[Dataset entries]
>> Start

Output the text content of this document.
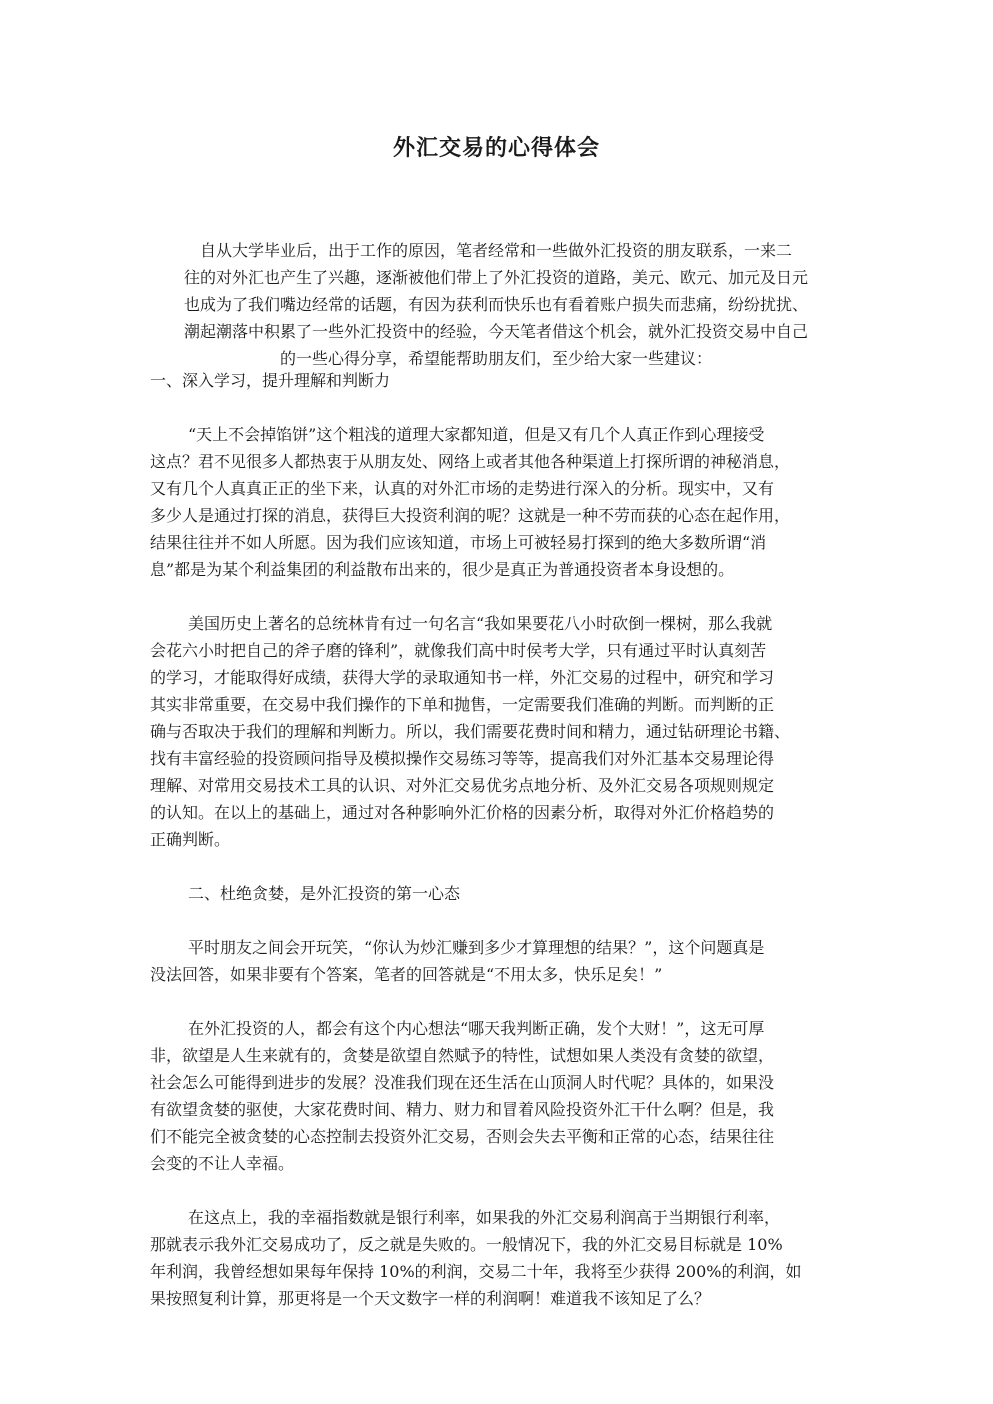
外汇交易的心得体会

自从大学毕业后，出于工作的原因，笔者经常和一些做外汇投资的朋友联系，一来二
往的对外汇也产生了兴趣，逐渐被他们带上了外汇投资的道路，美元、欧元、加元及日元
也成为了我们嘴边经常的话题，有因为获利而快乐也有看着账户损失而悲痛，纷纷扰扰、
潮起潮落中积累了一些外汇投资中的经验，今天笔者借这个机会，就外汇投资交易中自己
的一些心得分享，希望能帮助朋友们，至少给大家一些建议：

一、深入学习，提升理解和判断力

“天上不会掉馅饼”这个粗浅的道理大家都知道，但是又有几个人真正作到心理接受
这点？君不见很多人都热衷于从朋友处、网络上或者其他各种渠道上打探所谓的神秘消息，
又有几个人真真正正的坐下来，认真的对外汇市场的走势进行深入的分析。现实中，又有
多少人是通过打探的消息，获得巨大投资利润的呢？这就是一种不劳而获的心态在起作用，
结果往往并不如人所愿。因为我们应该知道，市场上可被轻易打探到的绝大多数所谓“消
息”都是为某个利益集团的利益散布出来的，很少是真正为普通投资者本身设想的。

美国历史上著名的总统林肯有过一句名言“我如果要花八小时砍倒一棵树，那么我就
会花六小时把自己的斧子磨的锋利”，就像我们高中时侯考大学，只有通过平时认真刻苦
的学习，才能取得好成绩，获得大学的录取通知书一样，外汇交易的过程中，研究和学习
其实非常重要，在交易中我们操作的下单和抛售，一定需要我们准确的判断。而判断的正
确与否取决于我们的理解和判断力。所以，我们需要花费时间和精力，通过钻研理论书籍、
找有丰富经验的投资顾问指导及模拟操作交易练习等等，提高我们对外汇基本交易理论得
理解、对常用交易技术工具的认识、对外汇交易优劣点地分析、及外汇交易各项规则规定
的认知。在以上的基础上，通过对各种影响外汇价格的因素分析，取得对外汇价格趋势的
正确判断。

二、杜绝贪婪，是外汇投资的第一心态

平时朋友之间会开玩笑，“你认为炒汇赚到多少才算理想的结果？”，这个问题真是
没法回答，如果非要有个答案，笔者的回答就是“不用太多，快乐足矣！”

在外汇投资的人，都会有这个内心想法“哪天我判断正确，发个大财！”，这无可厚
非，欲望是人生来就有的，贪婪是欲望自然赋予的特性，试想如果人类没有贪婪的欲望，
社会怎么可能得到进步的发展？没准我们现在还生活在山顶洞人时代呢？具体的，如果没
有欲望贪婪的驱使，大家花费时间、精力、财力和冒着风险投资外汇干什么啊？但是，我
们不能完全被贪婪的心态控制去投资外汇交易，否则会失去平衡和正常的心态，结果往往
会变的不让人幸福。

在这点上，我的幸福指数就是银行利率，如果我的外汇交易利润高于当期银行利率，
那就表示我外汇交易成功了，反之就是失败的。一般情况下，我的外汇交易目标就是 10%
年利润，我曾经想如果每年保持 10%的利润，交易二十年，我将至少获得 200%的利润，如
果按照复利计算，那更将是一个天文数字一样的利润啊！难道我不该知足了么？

>> End

▸ **WHAT IS BEING ASKED**: Pictures are to be left out; the records above must be repeated word for word.

▸ **CORRECT OUTPUT**:
Output the text content of this document.
外汇交易的心得体会

自从大学毕业后，出于工作的原因，笔者经常和一些做外汇投资的朋友联系，一来二
往的对外汇也产生了兴趣，逐渐被他们带上了外汇投资的道路，美元、欧元、加元及日元
也成为了我们嘴边经常的话题，有因为获利而快乐也有看着账户损失而悲痛，纷纷扰扰、
潮起潮落中积累了一些外汇投资中的经验，今天笔者借这个机会，就外汇投资交易中自己
的一些心得分享，希望能帮助朋友们，至少给大家一些建议：

一、深入学习，提升理解和判断力

“天上不会掉馅饼”这个粗浅的道理大家都知道，但是又有几个人真正作到心理接受
这点？君不见很多人都热衷于从朋友处、网络上或者其他各种渠道上打探所谓的神秘消息，
又有几个人真真正正的坐下来，认真的对外汇市场的走势进行深入的分析。现实中，又有
多少人是通过打探的消息，获得巨大投资利润的呢？这就是一种不劳而获的心态在起作用，
结果往往并不如人所愿。因为我们应该知道，市场上可被轻易打探到的绝大多数所谓“消
息”都是为某个利益集团的利益散布出来的，很少是真正为普通投资者本身设想的。

美国历史上著名的总统林肯有过一句名言“我如果要花八小时砍倒一棵树，那么我就
会花六小时把自己的斧子磨的锋利”，就像我们高中时侯考大学，只有通过平时认真刻苦
的学习，才能取得好成绩，获得大学的录取通知书一样，外汇交易的过程中，研究和学习
其实非常重要，在交易中我们操作的下单和抛售，一定需要我们准确的判断。而判断的正
确与否取决于我们的理解和判断力。所以，我们需要花费时间和精力，通过钻研理论书籍、
找有丰富经验的投资顾问指导及模拟操作交易练习等等，提高我们对外汇基本交易理论得
理解、对常用交易技术工具的认识、对外汇交易优劣点地分析、及外汇交易各项规则规定
的认知。在以上的基础上，通过对各种影响外汇价格的因素分析，取得对外汇价格趋势的
正确判断。

二、杜绝贪婪，是外汇投资的第一心态

平时朋友之间会开玩笑，“你认为炒汇赚到多少才算理想的结果？”，这个问题真是
没法回答，如果非要有个答案，笔者的回答就是“不用太多，快乐足矣！”

在外汇投资的人，都会有这个内心想法“哪天我判断正确，发个大财！”，这无可厚
非，欲望是人生来就有的，贪婪是欲望自然赋予的特性，试想如果人类没有贪婪的欲望，
社会怎么可能得到进步的发展？没准我们现在还生活在山顶洞人时代呢？具体的，如果没
有欲望贪婪的驱使，大家花费时间、精力、财力和冒着风险投资外汇干什么啊？但是，我
们不能完全被贪婪的心态控制去投资外汇交易，否则会失去平衡和正常的心态，结果往往
会变的不让人幸福。

在这点上，我的幸福指数就是银行利率，如果我的外汇交易利润高于当期银行利率，
那就表示我外汇交易成功了，反之就是失败的。一般情况下，我的外汇交易目标就是 10%
年利润，我曾经想如果每年保持 10%的利润，交易二十年，我将至少获得 200%的利润，如
果按照复利计算，那更将是一个天文数字一样的利润啊！难道我不该知足了么？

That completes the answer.